» **Stated problem**
Would you write out the entries below, every one of them, exactly?

** START Records shown **

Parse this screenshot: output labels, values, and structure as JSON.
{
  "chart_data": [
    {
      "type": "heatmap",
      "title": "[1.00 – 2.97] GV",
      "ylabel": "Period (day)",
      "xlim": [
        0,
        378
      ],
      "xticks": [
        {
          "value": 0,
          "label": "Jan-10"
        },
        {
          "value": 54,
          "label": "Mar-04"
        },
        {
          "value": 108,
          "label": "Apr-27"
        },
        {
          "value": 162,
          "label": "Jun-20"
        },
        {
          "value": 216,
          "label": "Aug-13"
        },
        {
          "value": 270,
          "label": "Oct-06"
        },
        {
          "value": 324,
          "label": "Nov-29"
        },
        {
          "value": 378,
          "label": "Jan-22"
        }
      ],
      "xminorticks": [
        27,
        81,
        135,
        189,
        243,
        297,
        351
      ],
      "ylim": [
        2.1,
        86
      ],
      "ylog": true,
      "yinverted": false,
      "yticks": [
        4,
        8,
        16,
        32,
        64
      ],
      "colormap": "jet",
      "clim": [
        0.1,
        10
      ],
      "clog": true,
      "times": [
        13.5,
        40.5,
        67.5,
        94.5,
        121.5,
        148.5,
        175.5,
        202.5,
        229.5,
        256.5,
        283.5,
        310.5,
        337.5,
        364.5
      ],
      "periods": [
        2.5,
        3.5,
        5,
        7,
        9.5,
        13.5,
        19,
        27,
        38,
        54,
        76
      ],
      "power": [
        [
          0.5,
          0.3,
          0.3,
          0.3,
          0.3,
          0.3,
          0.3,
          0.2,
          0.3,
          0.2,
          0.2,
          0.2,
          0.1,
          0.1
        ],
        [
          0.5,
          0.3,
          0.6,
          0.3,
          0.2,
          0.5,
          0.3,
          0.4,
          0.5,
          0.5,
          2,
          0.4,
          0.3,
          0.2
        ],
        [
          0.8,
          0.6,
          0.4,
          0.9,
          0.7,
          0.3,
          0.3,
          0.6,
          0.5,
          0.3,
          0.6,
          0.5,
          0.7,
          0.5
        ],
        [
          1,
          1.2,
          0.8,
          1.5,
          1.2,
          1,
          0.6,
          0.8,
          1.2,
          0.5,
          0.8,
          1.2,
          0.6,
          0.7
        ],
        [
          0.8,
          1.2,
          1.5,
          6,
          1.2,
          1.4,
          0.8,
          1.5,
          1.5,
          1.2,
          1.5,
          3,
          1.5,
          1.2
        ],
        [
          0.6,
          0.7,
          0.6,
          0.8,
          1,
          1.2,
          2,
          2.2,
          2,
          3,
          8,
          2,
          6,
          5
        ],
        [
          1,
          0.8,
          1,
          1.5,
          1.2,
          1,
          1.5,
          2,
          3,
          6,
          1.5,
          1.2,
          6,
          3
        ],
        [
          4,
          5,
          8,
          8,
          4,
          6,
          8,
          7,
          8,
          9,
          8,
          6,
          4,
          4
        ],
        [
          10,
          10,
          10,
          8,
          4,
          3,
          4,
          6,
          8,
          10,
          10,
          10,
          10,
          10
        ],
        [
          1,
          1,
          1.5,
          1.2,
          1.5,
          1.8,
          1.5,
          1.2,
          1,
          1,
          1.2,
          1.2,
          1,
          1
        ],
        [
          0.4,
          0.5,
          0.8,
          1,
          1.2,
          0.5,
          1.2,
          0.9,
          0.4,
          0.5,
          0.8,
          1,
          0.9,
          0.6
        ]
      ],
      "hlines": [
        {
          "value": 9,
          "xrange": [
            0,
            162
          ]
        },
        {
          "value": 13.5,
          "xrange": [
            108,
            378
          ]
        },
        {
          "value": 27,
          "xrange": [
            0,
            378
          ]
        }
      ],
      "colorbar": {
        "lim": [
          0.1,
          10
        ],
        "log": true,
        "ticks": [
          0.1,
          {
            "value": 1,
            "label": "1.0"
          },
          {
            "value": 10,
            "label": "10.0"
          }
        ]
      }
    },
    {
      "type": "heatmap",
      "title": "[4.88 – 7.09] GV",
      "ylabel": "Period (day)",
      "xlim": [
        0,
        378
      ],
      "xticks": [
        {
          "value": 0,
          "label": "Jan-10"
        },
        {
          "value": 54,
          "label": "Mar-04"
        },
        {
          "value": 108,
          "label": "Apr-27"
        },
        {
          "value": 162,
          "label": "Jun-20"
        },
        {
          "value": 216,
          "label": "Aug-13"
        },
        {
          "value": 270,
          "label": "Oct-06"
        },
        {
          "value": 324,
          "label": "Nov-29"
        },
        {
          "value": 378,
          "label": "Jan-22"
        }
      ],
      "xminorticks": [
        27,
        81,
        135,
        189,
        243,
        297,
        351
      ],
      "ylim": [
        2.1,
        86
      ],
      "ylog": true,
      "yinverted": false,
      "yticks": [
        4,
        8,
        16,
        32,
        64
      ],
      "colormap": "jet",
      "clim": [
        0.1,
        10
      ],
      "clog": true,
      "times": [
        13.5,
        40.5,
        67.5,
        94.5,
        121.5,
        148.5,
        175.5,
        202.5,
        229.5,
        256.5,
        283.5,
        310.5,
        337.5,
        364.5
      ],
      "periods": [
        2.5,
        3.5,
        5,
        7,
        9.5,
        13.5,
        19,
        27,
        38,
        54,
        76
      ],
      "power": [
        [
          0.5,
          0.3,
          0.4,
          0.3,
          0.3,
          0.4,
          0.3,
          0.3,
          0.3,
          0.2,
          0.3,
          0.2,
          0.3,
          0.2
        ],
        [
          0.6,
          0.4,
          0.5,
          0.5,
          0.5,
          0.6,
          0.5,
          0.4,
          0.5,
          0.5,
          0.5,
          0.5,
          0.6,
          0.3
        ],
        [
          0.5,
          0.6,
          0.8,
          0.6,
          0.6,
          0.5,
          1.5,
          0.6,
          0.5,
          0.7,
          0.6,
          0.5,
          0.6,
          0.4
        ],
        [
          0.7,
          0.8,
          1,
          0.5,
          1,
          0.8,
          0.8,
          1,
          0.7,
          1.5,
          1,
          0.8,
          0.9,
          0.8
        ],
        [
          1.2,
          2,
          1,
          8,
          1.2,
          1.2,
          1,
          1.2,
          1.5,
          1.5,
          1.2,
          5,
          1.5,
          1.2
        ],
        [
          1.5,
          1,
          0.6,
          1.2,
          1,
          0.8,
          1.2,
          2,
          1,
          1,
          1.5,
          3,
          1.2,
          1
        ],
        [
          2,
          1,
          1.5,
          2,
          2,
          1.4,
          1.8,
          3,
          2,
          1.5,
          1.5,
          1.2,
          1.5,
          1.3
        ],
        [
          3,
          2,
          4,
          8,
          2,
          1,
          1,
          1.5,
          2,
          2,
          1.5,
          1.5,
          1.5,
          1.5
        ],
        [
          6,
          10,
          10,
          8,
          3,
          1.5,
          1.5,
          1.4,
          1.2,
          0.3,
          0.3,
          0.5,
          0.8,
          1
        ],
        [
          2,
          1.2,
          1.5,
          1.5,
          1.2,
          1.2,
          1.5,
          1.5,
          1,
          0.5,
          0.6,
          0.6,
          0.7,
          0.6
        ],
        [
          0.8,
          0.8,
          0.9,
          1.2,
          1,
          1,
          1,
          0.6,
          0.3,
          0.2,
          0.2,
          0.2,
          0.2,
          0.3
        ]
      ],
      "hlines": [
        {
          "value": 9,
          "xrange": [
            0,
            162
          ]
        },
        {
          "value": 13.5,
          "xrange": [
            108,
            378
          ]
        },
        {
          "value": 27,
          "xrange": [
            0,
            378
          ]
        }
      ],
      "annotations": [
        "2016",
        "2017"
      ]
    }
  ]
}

** END Records shown **

» **Task output**
Parse this screenshot: output labels, values, and structure as JSON.
{
  "chart_data": [
    {
      "type": "heatmap",
      "title": "[1.00 – 2.97] GV",
      "ylabel": "Period (day)",
      "xlim": [
        0,
        378
      ],
      "xticks": [
        {
          "value": 0,
          "label": "Jan-10"
        },
        {
          "value": 54,
          "label": "Mar-04"
        },
        {
          "value": 108,
          "label": "Apr-27"
        },
        {
          "value": 162,
          "label": "Jun-20"
        },
        {
          "value": 216,
          "label": "Aug-13"
        },
        {
          "value": 270,
          "label": "Oct-06"
        },
        {
          "value": 324,
          "label": "Nov-29"
        },
        {
          "value": 378,
          "label": "Jan-22"
        }
      ],
      "xminorticks": [
        27,
        81,
        135,
        189,
        243,
        297,
        351
      ],
      "ylim": [
        2.1,
        86
      ],
      "ylog": true,
      "yinverted": false,
      "yticks": [
        4,
        8,
        16,
        32,
        64
      ],
      "colormap": "jet",
      "clim": [
        0.1,
        10
      ],
      "clog": true,
      "times": [
        13.5,
        40.5,
        67.5,
        94.5,
        121.5,
        148.5,
        175.5,
        202.5,
        229.5,
        256.5,
        283.5,
        310.5,
        337.5,
        364.5
      ],
      "periods": [
        2.5,
        3.5,
        5,
        7,
        9.5,
        13.5,
        19,
        27,
        38,
        54,
        76
      ],
      "power": [
        [
          0.5,
          0.3,
          0.3,
          0.3,
          0.3,
          0.3,
          0.3,
          0.2,
          0.3,
          0.2,
          0.2,
          0.2,
          0.1,
          0.1
        ],
        [
          0.5,
          0.3,
          0.6,
          0.3,
          0.2,
          0.5,
          0.3,
          0.4,
          0.5,
          0.5,
          2,
          0.4,
          0.3,
          0.2
        ],
        [
          0.8,
          0.6,
          0.4,
          0.9,
          0.7,
          0.3,
          0.3,
          0.6,
          0.5,
          0.3,
          0.6,
          0.5,
          0.7,
          0.5
        ],
        [
          1,
          1.2,
          0.8,
          1.5,
          1.2,
          1,
          0.6,
          0.8,
          1.2,
          0.5,
          0.8,
          1.2,
          0.6,
          0.7
        ],
        [
          0.8,
          1.2,
          1.5,
          6,
          1.2,
          1.4,
          0.8,
          1.5,
          1.5,
          1.2,
          1.5,
          3,
          1.5,
          1.2
        ],
        [
          0.6,
          0.7,
          0.6,
          0.8,
          1,
          1.2,
          2,
          2.2,
          2,
          3,
          8,
          2,
          6,
          5
        ],
        [
          1,
          0.8,
          1,
          1.5,
          1.2,
          1,
          1.5,
          2,
          3,
          6,
          1.5,
          1.2,
          6,
          3
        ],
        [
          4,
          5,
          8,
          8,
          4,
          6,
          8,
          7,
          8,
          9,
          8,
          6,
          4,
          4
        ],
        [
          10,
          10,
          10,
          8,
          4,
          3,
          4,
          6,
          8,
          10,
          10,
          10,
          10,
          10
        ],
        [
          1,
          1,
          1.5,
          1.2,
          1.5,
          1.8,
          1.5,
          1.2,
          1,
          1,
          1.2,
          1.2,
          1,
          1
        ],
        [
          0.4,
          0.5,
          0.8,
          1,
          1.2,
          0.5,
          1.2,
          0.9,
          0.4,
          0.5,
          0.8,
          1,
          0.9,
          0.6
        ]
      ],
      "hlines": [
        {
          "value": 9,
          "xrange": [
            0,
            162
          ]
        },
        {
          "value": 13.5,
          "xrange": [
            108,
            378
          ]
        },
        {
          "value": 27,
          "xrange": [
            0,
            378
          ]
        }
      ],
      "colorbar": {
        "lim": [
          0.1,
          10
        ],
        "log": true,
        "ticks": [
          0.1,
          {
            "value": 1,
            "label": "1.0"
          },
          {
            "value": 10,
            "label": "10.0"
          }
        ]
      }
    },
    {
      "type": "heatmap",
      "title": "[4.88 – 7.09] GV",
      "ylabel": "Period (day)",
      "xlim": [
        0,
        378
      ],
      "xticks": [
        {
          "value": 0,
          "label": "Jan-10"
        },
        {
          "value": 54,
          "label": "Mar-04"
        },
        {
          "value": 108,
          "label": "Apr-27"
        },
        {
          "value": 162,
          "label": "Jun-20"
        },
        {
          "value": 216,
          "label": "Aug-13"
        },
        {
          "value": 270,
          "label": "Oct-06"
        },
        {
          "value": 324,
          "label": "Nov-29"
        },
        {
          "value": 378,
          "label": "Jan-22"
        }
      ],
      "xminorticks": [
        27,
        81,
        135,
        189,
        243,
        297,
        351
      ],
      "ylim": [
        2.1,
        86
      ],
      "ylog": true,
      "yinverted": false,
      "yticks": [
        4,
        8,
        16,
        32,
        64
      ],
      "colormap": "jet",
      "clim": [
        0.1,
        10
      ],
      "clog": true,
      "times": [
        13.5,
        40.5,
        67.5,
        94.5,
        121.5,
        148.5,
        175.5,
        202.5,
        229.5,
        256.5,
        283.5,
        310.5,
        337.5,
        364.5
      ],
      "periods": [
        2.5,
        3.5,
        5,
        7,
        9.5,
        13.5,
        19,
        27,
        38,
        54,
        76
      ],
      "power": [
        [
          0.5,
          0.3,
          0.4,
          0.3,
          0.3,
          0.4,
          0.3,
          0.3,
          0.3,
          0.2,
          0.3,
          0.2,
          0.3,
          0.2
        ],
        [
          0.6,
          0.4,
          0.5,
          0.5,
          0.5,
          0.6,
          0.5,
          0.4,
          0.5,
          0.5,
          0.5,
          0.5,
          0.6,
          0.3
        ],
        [
          0.5,
          0.6,
          0.8,
          0.6,
          0.6,
          0.5,
          1.5,
          0.6,
          0.5,
          0.7,
          0.6,
          0.5,
          0.6,
          0.4
        ],
        [
          0.7,
          0.8,
          1,
          0.5,
          1,
          0.8,
          0.8,
          1,
          0.7,
          1.5,
          1,
          0.8,
          0.9,
          0.8
        ],
        [
          1.2,
          2,
          1,
          8,
          1.2,
          1.2,
          1,
          1.2,
          1.5,
          1.5,
          1.2,
          5,
          1.5,
          1.2
        ],
        [
          1.5,
          1,
          0.6,
          1.2,
          1,
          0.8,
          1.2,
          2,
          1,
          1,
          1.5,
          3,
          1.2,
          1
        ],
        [
          2,
          1,
          1.5,
          2,
          2,
          1.4,
          1.8,
          3,
          2,
          1.5,
          1.5,
          1.2,
          1.5,
          1.3
        ],
        [
          3,
          2,
          4,
          8,
          2,
          1,
          1,
          1.5,
          2,
          2,
          1.5,
          1.5,
          1.5,
          1.5
        ],
        [
          6,
          10,
          10,
          8,
          3,
          1.5,
          1.5,
          1.4,
          1.2,
          0.3,
          0.3,
          0.5,
          0.8,
          1
        ],
        [
          2,
          1.2,
          1.5,
          1.5,
          1.2,
          1.2,
          1.5,
          1.5,
          1,
          0.5,
          0.6,
          0.6,
          0.7,
          0.6
        ],
        [
          0.8,
          0.8,
          0.9,
          1.2,
          1,
          1,
          1,
          0.6,
          0.3,
          0.2,
          0.2,
          0.2,
          0.2,
          0.3
        ]
      ],
      "hlines": [
        {
          "value": 9,
          "xrange": [
            0,
            162
          ]
        },
        {
          "value": 13.5,
          "xrange": [
            108,
            378
          ]
        },
        {
          "value": 27,
          "xrange": [
            0,
            378
          ]
        }
      ],
      "annotations": [
        "2016",
        "2017"
      ]
    }
  ]
}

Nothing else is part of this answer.